Page:
This week, Facebook rolled out an optional interface for its popular website – a slimmed-down, streamlined, super-svelte offering dubbed Facebook Lite. According to a note posted on the site, "Facebook Lite is a faster, simpler way to keep in touch with your friends. If you like it, you may choose to use it instead of the regular Facebook." The functionality has already received plaudits from critics and bloggers.

But who is Facebook targeting with this new system?

Well, for one, the company is after late-adopters and other folks still learning how to navigate the wild world of social networking. Facebook Lite is reassuringly simple: the clutter of Facebook proper has been replaced by a spartan wall, and oversized links leading to photos and profile information.

Posting comments to a friend's profile on Facebook Lite is exceptionally easy – not that it was exactly difficult to begin with – and the cascading links that pour down the side of a regular Facebook dashboard are gone.

A run of records
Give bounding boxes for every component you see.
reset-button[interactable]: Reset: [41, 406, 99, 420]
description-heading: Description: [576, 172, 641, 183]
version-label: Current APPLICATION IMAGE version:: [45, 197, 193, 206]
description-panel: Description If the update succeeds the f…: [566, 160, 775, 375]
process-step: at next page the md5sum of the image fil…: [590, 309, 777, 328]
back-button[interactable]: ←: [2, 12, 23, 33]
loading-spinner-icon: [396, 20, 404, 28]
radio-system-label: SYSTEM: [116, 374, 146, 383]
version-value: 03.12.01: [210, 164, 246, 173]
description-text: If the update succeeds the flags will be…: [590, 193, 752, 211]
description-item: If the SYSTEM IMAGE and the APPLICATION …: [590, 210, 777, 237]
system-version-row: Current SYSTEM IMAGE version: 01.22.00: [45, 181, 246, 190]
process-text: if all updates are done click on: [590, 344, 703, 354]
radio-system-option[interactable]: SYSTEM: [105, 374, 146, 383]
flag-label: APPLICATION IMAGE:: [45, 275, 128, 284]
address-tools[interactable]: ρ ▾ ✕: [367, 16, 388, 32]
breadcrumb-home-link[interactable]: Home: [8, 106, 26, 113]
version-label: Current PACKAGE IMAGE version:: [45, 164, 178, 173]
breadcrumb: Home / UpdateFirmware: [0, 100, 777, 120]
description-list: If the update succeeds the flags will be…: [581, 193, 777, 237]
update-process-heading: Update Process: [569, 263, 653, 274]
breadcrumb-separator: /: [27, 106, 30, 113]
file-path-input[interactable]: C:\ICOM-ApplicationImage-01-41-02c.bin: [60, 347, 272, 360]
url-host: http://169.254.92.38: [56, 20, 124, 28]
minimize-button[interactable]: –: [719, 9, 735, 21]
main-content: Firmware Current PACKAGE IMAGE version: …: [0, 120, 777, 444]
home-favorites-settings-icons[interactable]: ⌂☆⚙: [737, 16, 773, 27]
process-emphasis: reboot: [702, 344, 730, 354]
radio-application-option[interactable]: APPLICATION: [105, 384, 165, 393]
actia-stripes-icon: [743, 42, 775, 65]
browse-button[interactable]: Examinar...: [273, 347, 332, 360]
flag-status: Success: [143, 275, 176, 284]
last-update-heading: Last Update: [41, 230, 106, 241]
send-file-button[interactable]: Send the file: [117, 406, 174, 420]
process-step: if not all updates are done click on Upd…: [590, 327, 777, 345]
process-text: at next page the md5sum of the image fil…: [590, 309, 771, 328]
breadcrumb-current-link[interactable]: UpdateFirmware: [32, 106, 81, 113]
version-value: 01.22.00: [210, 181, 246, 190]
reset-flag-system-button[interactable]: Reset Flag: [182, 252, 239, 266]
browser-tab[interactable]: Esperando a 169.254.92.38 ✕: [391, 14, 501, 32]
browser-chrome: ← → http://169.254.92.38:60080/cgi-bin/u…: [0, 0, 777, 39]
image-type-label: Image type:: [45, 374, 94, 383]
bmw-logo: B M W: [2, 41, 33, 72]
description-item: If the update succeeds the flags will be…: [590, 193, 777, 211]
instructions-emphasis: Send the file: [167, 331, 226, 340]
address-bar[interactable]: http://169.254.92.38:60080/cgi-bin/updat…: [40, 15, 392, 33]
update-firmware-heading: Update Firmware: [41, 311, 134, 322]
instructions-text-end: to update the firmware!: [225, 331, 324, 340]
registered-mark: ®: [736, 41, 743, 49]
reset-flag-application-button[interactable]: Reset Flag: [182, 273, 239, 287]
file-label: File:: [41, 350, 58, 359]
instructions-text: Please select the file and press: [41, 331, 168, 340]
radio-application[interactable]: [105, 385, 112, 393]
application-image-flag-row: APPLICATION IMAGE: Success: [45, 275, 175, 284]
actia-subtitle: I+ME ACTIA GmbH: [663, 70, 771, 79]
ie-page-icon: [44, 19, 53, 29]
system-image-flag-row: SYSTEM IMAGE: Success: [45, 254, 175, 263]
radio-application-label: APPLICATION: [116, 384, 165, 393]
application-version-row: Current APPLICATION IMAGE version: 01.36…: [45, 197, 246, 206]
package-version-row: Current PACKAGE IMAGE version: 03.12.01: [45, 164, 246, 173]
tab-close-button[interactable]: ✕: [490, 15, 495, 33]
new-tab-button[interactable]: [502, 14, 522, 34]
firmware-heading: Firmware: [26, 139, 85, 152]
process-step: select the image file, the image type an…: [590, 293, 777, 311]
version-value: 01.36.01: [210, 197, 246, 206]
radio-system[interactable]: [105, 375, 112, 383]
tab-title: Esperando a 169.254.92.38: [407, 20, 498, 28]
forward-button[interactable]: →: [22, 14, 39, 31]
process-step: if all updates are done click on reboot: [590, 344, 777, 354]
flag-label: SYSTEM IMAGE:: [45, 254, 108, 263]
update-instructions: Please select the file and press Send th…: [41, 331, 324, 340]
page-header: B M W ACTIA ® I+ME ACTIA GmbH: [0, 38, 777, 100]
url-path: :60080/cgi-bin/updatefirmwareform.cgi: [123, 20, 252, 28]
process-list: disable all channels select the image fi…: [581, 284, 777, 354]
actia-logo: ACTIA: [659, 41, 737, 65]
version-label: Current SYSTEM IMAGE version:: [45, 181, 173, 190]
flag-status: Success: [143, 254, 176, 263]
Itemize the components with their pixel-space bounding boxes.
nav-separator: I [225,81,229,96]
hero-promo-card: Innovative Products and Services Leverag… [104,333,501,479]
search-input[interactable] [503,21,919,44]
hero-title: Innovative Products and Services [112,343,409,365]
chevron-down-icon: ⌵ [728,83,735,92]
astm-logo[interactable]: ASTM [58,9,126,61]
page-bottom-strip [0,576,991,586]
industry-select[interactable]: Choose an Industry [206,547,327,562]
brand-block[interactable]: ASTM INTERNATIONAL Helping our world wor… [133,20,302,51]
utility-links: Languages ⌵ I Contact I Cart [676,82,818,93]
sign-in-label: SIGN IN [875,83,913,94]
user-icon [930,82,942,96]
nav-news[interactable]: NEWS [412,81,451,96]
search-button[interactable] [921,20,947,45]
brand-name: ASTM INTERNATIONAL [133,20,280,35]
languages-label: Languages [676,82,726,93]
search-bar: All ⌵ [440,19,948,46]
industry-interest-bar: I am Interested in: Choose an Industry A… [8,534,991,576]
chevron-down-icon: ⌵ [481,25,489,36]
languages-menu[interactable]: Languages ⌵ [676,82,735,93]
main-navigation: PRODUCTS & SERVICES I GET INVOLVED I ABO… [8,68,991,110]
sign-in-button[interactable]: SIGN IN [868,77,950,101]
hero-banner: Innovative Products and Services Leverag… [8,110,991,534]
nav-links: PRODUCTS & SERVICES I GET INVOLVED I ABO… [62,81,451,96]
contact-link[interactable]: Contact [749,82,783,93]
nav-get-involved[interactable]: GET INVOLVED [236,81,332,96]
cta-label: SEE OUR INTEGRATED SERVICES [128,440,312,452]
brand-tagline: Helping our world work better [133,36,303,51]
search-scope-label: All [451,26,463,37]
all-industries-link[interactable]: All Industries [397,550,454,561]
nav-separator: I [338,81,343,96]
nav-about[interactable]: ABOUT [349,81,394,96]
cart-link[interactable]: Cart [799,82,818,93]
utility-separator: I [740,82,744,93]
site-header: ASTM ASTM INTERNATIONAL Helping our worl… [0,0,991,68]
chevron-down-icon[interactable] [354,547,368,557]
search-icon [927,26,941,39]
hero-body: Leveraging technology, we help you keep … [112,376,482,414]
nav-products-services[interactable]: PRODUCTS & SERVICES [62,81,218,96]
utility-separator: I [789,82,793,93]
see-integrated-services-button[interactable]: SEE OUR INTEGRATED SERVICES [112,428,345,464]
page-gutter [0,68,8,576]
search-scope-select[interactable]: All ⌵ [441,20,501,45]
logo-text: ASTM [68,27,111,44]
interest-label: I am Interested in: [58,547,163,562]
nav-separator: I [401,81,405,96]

List of tasks:
1. Could you copy the Facebook Lite article word for word, starting with the words "Posting comments to" and ending after "dashboard are gone."?
2. How might the article about Facebook Lite go on? Write the passage that follows its final sentence.

Response list:
1.
Posting comments to a friend's profile on Facebook Lite is exceptionally easy – not that it was exactly difficult to begin with – and the cascading links that pour down the side of a regular Facebook dashboard are gone.

2.
Facebook Lite is also aimed to users with slow Internet connections – if you've ever tried to access a social network on an old computer with sluggish access rates, you know how positively infuriating that process can be.

"The only question to Facebook now is, why'd it take so long to, well, let there be Lite?" Chad Berndtson writes on Channel Web. "Why would Facebook wait on Lite when so many of its social networking competitors – including, yes, Twitter – are growing based on the no-frills ease-of-use of their platforms?"

This last question is of particular interest. After all, Facebook Lite does bear more than a passing resemblance to Twitter. Think about it: both Twitter and Facebook Lite rely on a spare design. Both are easy to update. Both are good platforms for small bursts of information.

As Paul McDougall of Information Week writes, "The truncated features could make Facebook a better fit for mobile devices, while some commentators have described the project as part of a plan to add a microblogging service that could eventually challenge reigning champ Twitter."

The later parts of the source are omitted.